▶ **TASK DETAILS**: Every line below that holds the string "name" should be copied out.

[Dataset listings of figures]

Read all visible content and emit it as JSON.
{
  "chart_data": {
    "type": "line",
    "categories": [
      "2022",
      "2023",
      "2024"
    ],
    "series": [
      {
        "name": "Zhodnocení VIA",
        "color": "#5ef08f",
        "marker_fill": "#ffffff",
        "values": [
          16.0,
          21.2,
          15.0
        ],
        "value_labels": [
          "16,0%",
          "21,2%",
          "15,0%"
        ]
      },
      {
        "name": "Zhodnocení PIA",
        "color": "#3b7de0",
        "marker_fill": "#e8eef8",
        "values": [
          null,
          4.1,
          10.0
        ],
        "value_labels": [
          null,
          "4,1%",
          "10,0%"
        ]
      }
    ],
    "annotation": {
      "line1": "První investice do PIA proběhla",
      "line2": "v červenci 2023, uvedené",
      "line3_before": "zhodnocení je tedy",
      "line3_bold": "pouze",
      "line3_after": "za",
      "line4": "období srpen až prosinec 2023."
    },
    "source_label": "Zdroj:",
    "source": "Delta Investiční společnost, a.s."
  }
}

* * *

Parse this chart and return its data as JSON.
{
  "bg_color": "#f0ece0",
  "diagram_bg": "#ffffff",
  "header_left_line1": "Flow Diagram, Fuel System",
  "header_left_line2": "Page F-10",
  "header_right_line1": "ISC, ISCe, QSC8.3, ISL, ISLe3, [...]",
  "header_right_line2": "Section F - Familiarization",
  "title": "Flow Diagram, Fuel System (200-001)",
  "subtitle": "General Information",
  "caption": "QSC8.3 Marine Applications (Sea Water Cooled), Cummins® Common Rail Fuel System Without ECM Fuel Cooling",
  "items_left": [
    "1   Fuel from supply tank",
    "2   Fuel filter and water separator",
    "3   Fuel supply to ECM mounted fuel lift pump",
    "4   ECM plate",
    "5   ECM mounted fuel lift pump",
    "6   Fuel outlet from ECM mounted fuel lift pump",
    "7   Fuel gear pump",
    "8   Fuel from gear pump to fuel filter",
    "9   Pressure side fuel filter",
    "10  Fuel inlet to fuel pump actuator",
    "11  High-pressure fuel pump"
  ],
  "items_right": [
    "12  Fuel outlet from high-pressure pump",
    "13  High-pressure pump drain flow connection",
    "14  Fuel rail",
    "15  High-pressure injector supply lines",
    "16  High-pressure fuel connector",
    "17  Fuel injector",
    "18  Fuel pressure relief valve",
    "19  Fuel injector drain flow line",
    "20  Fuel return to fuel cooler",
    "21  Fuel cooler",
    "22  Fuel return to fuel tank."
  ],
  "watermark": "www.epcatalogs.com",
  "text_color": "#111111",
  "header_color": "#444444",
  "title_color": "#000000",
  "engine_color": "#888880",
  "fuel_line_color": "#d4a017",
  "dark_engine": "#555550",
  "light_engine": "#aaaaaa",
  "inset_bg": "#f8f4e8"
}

---

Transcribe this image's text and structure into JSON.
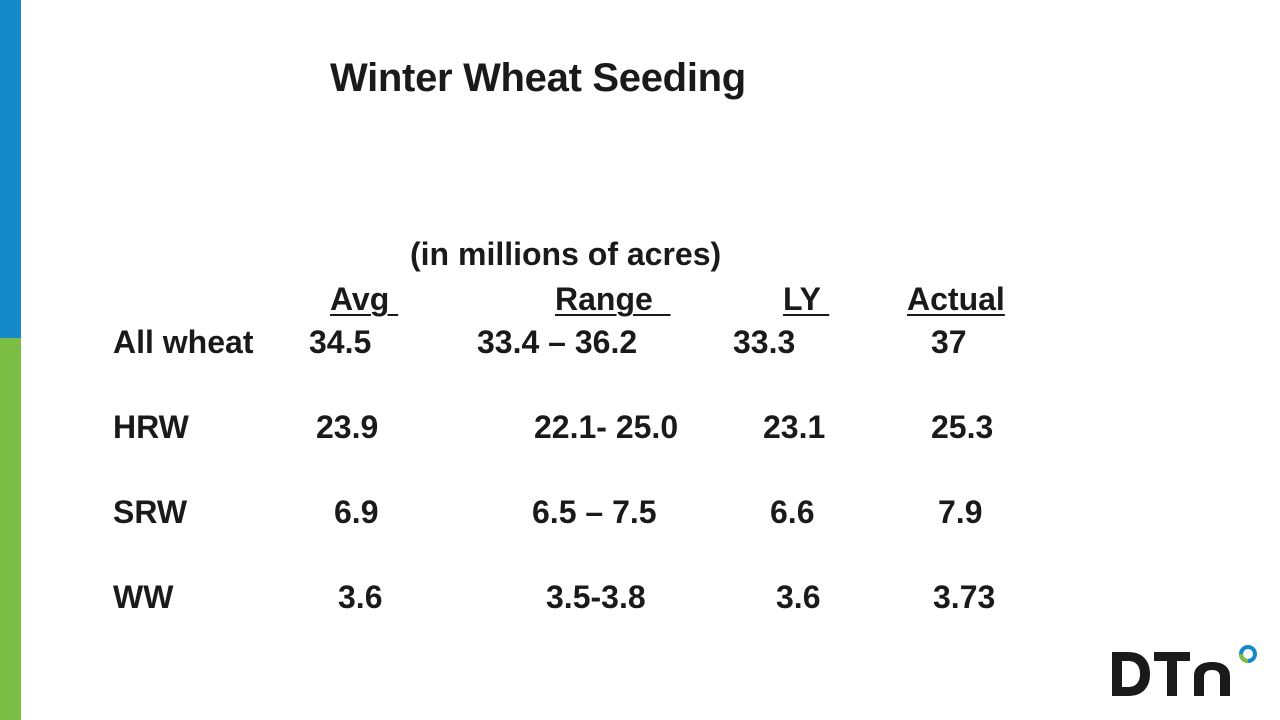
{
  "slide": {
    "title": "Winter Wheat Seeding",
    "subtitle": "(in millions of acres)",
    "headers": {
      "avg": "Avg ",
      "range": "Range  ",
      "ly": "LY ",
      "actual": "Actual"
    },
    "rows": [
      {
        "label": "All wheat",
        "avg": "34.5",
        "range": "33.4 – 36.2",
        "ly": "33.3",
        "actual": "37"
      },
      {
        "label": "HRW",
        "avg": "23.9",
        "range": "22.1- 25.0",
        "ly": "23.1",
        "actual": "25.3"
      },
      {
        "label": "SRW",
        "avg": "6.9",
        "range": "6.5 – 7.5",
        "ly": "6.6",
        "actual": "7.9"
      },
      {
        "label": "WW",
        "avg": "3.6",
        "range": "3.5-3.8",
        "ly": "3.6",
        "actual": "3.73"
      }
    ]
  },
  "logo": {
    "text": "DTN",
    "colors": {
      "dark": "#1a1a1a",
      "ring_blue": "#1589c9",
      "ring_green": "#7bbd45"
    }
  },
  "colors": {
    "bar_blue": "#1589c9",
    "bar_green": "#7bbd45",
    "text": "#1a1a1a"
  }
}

▶ **RIGHT ANSWER**:
        "name": "Zhodnocení VIA",
        "name": "Zhodnocení PIA",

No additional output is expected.